* begin Provided records *
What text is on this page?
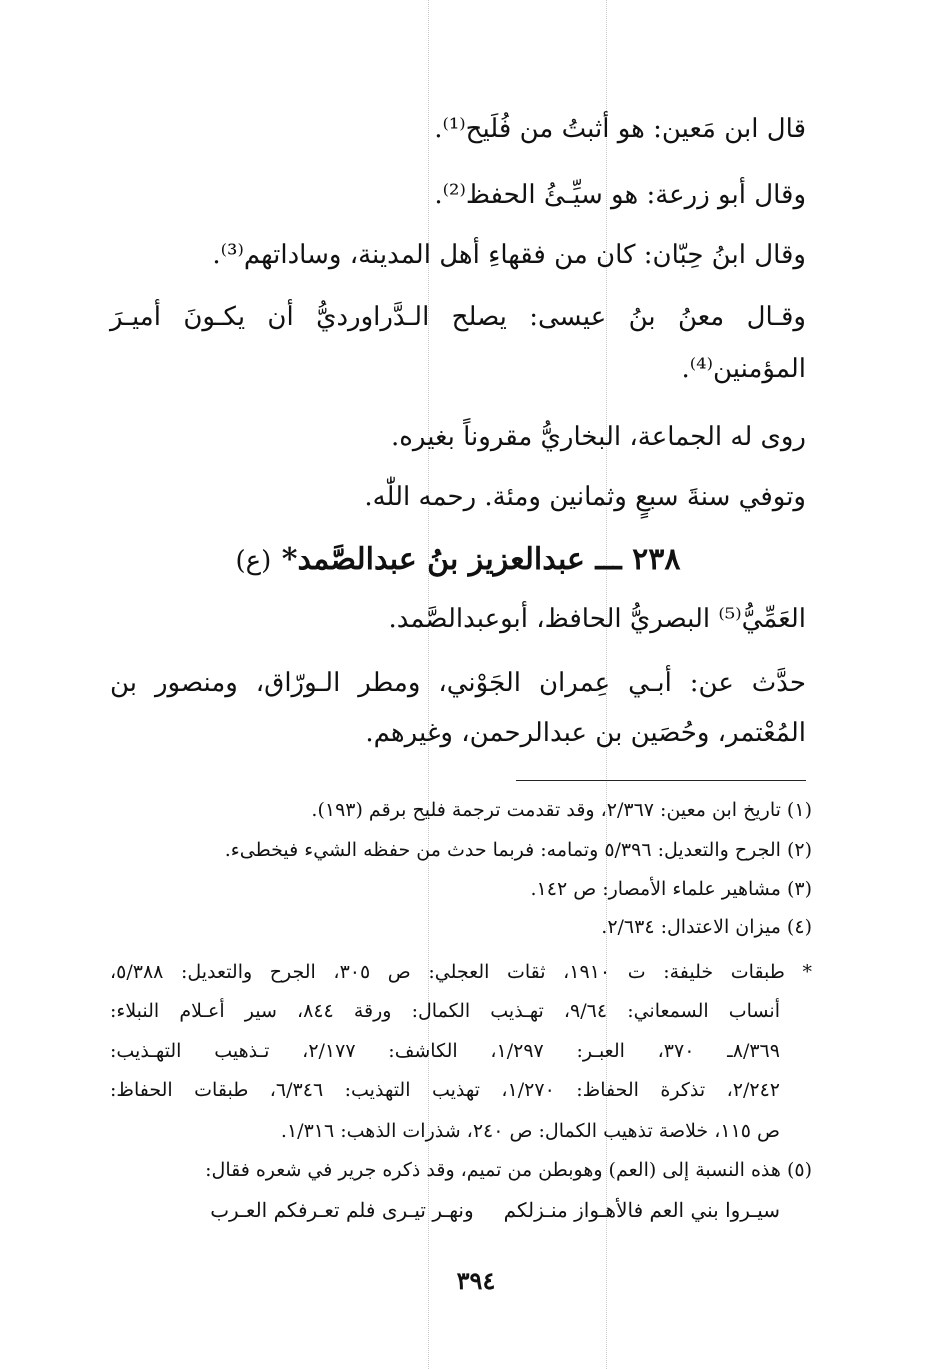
قال ابن مَعين: هو أثبتُ من فُلَيح⁽¹⁾.
وقال أبو زرعة: هو سيِّـئُ الحفظ⁽²⁾.
وقال ابنُ حِبّان: كان من فقهاءِ أهل المدينة، وساداتهم⁽³⁾.
وقـال معنُ بنُ عيسى: يصلح الـدَّراورديُّ أن يكـونَ أميـرَ
المؤمنين⁽⁴⁾.
روى له الجماعة، البخاريُّ مقروناً بغيره.
وتوفي سنةَ سبعٍ وثمانين ومئة. رحمه اللّٰه.
٢٣٨ ـــ عبدالعزيز بنُ عبدالصَّمد* (ع)
العَمِّيُّ⁽⁵⁾ البصريُّ الحافظ، أبوعبدالصَّمد.
حدَّث عن: أبـي عِمران الجَوْني، ومطر الـورّاق، ومنصور بن
المُعْتمر، وحُصَين بن عبدالرحمن، وغيرهم.
(١) تاريخ ابن معين: ٢/٣٦٧، وقد تقدمت ترجمة فليح برقم (١٩٣).
(٢) الجرح والتعديل: ٥/٣٩٦ وتمامه: فربما حدث من حفظه الشيء فيخطىء.
(٣) مشاهير علماء الأمصار: ص ١٤٢.
(٤) ميزان الاعتدال: ٢/٦٣٤.
* طبقات خليفة: ت ١٩١٠، ثقات العجلي: ص ٣٠٥، الجرح والتعديل: ٥/٣٨٨،
أنساب السمعاني: ٩/٦٤، تهـذيب الكمال: ورقة ٨٤٤، سير أعـلام النبلاء:
٨/٣٦٩ـ ٣٧٠، العبـر: ١/٢٩٧، الكاشف: ٢/١٧٧، تـذهيب التهـذيب:
٢/٢٤٢، تذكرة الحفاظ: ١/٢٧٠، تهذيب التهذيب: ٦/٣٤٦، طبقات الحفاظ:
ص ١١٥، خلاصة تذهيب الكمال: ص ٢٤٠، شذرات الذهب: ١/٣١٦.
(٥) هذه النسبة إلى (العم) وهوبطن من تميم، وقد ذكره جرير في شعره فقال:
سيـروا بني العم فالأهـواز منـزلكمونهـر تيـرى فلم تعـرفكم العـرب
٣٩٤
* end Provided records *
● **Exercise**
Write out the records above once more, word for word, with no pictures.

● **Exercise answer**
What text is on this page?
قال ابن مَعين: هو أثبتُ من فُلَيح⁽¹⁾.
وقال أبو زرعة: هو سيِّـئُ الحفظ⁽²⁾.
وقال ابنُ حِبّان: كان من فقهاءِ أهل المدينة، وساداتهم⁽³⁾.
وقـال معنُ بنُ عيسى: يصلح الـدَّراورديُّ أن يكـونَ أميـرَ
المؤمنين⁽⁴⁾.
روى له الجماعة، البخاريُّ مقروناً بغيره.
وتوفي سنةَ سبعٍ وثمانين ومئة. رحمه اللّٰه.
٢٣٨ ـــ عبدالعزيز بنُ عبدالصَّمد* (ع)
العَمِّيُّ⁽⁵⁾ البصريُّ الحافظ، أبوعبدالصَّمد.
حدَّث عن: أبـي عِمران الجَوْني، ومطر الـورّاق، ومنصور بن
المُعْتمر، وحُصَين بن عبدالرحمن، وغيرهم.
(١) تاريخ ابن معين: ٢/٣٦٧، وقد تقدمت ترجمة فليح برقم (١٩٣).
(٢) الجرح والتعديل: ٥/٣٩٦ وتمامه: فربما حدث من حفظه الشيء فيخطىء.
(٣) مشاهير علماء الأمصار: ص ١٤٢.
(٤) ميزان الاعتدال: ٢/٦٣٤.
* طبقات خليفة: ت ١٩١٠، ثقات العجلي: ص ٣٠٥، الجرح والتعديل: ٥/٣٨٨،
أنساب السمعاني: ٩/٦٤، تهـذيب الكمال: ورقة ٨٤٤، سير أعـلام النبلاء:
٨/٣٦٩ـ ٣٧٠، العبـر: ١/٢٩٧، الكاشف: ٢/١٧٧، تـذهيب التهـذيب:
٢/٢٤٢، تذكرة الحفاظ: ١/٢٧٠، تهذيب التهذيب: ٦/٣٤٦، طبقات الحفاظ:
ص ١١٥، خلاصة تذهيب الكمال: ص ٢٤٠، شذرات الذهب: ١/٣١٦.
(٥) هذه النسبة إلى (العم) وهوبطن من تميم، وقد ذكره جرير في شعره فقال:
سيـروا بني العم فالأهـواز منـزلكمونهـر تيـرى فلم تعـرفكم العـرب
٣٩٤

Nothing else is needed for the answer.